> REQUIREMENT: Restate every entry word for word.

> DATA FOR THIS TASK:
-=-=-

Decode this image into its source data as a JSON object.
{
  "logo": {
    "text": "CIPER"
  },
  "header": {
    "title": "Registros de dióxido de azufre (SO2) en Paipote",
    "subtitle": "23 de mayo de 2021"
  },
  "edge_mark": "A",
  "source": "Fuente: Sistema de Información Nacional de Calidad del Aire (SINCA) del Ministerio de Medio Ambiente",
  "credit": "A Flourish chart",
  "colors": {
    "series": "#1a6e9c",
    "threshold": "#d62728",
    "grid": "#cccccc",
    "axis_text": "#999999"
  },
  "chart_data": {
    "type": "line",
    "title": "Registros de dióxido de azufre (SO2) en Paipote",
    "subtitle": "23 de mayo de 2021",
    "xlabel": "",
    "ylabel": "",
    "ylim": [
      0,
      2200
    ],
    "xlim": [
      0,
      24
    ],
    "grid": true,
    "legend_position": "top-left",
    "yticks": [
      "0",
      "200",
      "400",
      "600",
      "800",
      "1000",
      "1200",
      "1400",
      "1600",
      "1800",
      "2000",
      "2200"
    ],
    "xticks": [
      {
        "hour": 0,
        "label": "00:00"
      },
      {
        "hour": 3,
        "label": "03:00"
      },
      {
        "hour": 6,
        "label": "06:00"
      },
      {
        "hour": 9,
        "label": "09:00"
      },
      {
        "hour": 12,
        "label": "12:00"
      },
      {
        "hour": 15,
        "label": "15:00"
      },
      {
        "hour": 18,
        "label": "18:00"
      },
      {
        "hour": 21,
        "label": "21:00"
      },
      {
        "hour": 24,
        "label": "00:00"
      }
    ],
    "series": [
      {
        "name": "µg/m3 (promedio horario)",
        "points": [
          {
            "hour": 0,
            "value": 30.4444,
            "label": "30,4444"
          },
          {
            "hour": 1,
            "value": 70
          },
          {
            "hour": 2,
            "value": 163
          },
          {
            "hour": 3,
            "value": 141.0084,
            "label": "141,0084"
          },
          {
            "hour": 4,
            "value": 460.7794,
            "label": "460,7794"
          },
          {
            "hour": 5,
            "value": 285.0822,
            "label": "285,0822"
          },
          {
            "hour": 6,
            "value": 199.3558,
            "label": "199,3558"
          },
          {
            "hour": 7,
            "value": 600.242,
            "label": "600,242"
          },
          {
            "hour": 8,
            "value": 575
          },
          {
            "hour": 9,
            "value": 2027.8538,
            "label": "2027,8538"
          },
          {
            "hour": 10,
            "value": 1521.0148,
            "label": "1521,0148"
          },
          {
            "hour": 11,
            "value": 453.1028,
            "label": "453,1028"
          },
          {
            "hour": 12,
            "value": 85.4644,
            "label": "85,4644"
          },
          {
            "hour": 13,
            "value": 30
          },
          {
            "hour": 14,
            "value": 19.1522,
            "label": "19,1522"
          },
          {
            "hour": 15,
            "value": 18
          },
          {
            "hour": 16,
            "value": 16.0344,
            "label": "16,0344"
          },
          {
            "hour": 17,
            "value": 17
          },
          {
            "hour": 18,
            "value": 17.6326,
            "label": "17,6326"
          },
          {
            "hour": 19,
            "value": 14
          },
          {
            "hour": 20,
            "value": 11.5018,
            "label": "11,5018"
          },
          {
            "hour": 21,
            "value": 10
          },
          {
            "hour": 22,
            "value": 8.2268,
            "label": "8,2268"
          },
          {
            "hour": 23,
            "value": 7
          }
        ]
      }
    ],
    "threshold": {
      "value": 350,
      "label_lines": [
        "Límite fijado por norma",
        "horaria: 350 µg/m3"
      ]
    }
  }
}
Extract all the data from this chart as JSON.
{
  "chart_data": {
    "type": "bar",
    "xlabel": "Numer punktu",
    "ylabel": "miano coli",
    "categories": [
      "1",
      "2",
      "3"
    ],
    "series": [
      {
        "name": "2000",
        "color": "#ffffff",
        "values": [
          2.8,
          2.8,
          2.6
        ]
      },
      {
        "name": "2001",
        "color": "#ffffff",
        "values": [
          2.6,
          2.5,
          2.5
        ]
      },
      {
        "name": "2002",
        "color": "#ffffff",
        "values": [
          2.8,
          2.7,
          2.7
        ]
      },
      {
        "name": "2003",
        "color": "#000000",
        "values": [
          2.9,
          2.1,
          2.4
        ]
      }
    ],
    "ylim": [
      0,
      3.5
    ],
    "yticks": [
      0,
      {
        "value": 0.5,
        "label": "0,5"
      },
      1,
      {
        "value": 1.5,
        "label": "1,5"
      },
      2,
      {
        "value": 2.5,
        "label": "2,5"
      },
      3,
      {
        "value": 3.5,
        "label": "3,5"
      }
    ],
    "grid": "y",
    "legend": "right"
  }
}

-=-=-

> THE ANSWER:
Decode this image into its source data as a JSON object.
{
  "logo": {
    "text": "CIPER"
  },
  "header": {
    "title": "Registros de dióxido de azufre (SO2) en Paipote",
    "subtitle": "23 de mayo de 2021"
  },
  "edge_mark": "A",
  "source": "Fuente: Sistema de Información Nacional de Calidad del Aire (SINCA) del Ministerio de Medio Ambiente",
  "credit": "A Flourish chart",
  "colors": {
    "series": "#1a6e9c",
    "threshold": "#d62728",
    "grid": "#cccccc",
    "axis_text": "#999999"
  },
  "chart_data": {
    "type": "line",
    "title": "Registros de dióxido de azufre (SO2) en Paipote",
    "subtitle": "23 de mayo de 2021",
    "xlabel": "",
    "ylabel": "",
    "ylim": [
      0,
      2200
    ],
    "xlim": [
      0,
      24
    ],
    "grid": true,
    "legend_position": "top-left",
    "yticks": [
      "0",
      "200",
      "400",
      "600",
      "800",
      "1000",
      "1200",
      "1400",
      "1600",
      "1800",
      "2000",
      "2200"
    ],
    "xticks": [
      {
        "hour": 0,
        "label": "00:00"
      },
      {
        "hour": 3,
        "label": "03:00"
      },
      {
        "hour": 6,
        "label": "06:00"
      },
      {
        "hour": 9,
        "label": "09:00"
      },
      {
        "hour": 12,
        "label": "12:00"
      },
      {
        "hour": 15,
        "label": "15:00"
      },
      {
        "hour": 18,
        "label": "18:00"
      },
      {
        "hour": 21,
        "label": "21:00"
      },
      {
        "hour": 24,
        "label": "00:00"
      }
    ],
    "series": [
      {
        "name": "µg/m3 (promedio horario)",
        "points": [
          {
            "hour": 0,
            "value": 30.4444,
            "label": "30,4444"
          },
          {
            "hour": 1,
            "value": 70
          },
          {
            "hour": 2,
            "value": 163
          },
          {
            "hour": 3,
            "value": 141.0084,
            "label": "141,0084"
          },
          {
            "hour": 4,
            "value": 460.7794,
            "label": "460,7794"
          },
          {
            "hour": 5,
            "value": 285.0822,
            "label": "285,0822"
          },
          {
            "hour": 6,
            "value": 199.3558,
            "label": "199,3558"
          },
          {
            "hour": 7,
            "value": 600.242,
            "label": "600,242"
          },
          {
            "hour": 8,
            "value": 575
          },
          {
            "hour": 9,
            "value": 2027.8538,
            "label": "2027,8538"
          },
          {
            "hour": 10,
            "value": 1521.0148,
            "label": "1521,0148"
          },
          {
            "hour": 11,
            "value": 453.1028,
            "label": "453,1028"
          },
          {
            "hour": 12,
            "value": 85.4644,
            "label": "85,4644"
          },
          {
            "hour": 13,
            "value": 30
          },
          {
            "hour": 14,
            "value": 19.1522,
            "label": "19,1522"
          },
          {
            "hour": 15,
            "value": 18
          },
          {
            "hour": 16,
            "value": 16.0344,
            "label": "16,0344"
          },
          {
            "hour": 17,
            "value": 17
          },
          {
            "hour": 18,
            "value": 17.6326,
            "label": "17,6326"
          },
          {
            "hour": 19,
            "value": 14
          },
          {
            "hour": 20,
            "value": 11.5018,
            "label": "11,5018"
          },
          {
            "hour": 21,
            "value": 10
          },
          {
            "hour": 22,
            "value": 8.2268,
            "label": "8,2268"
          },
          {
            "hour": 23,
            "value": 7
          }
        ]
      }
    ],
    "threshold": {
      "value": 350,
      "label_lines": [
        "Límite fijado por norma",
        "horaria: 350 µg/m3"
      ]
    }
  }
}
Extract all the data from this chart as JSON.
{
  "chart_data": {
    "type": "bar",
    "xlabel": "Numer punktu",
    "ylabel": "miano coli",
    "categories": [
      "1",
      "2",
      "3"
    ],
    "series": [
      {
        "name": "2000",
        "color": "#ffffff",
        "values": [
          2.8,
          2.8,
          2.6
        ]
      },
      {
        "name": "2001",
        "color": "#ffffff",
        "values": [
          2.6,
          2.5,
          2.5
        ]
      },
      {
        "name": "2002",
        "color": "#ffffff",
        "values": [
          2.8,
          2.7,
          2.7
        ]
      },
      {
        "name": "2003",
        "color": "#000000",
        "values": [
          2.9,
          2.1,
          2.4
        ]
      }
    ],
    "ylim": [
      0,
      3.5
    ],
    "yticks": [
      0,
      {
        "value": 0.5,
        "label": "0,5"
      },
      1,
      {
        "value": 1.5,
        "label": "1,5"
      },
      2,
      {
        "value": 2.5,
        "label": "2,5"
      },
      3,
      {
        "value": 3.5,
        "label": "3,5"
      }
    ],
    "grid": "y",
    "legend": "right"
  }
}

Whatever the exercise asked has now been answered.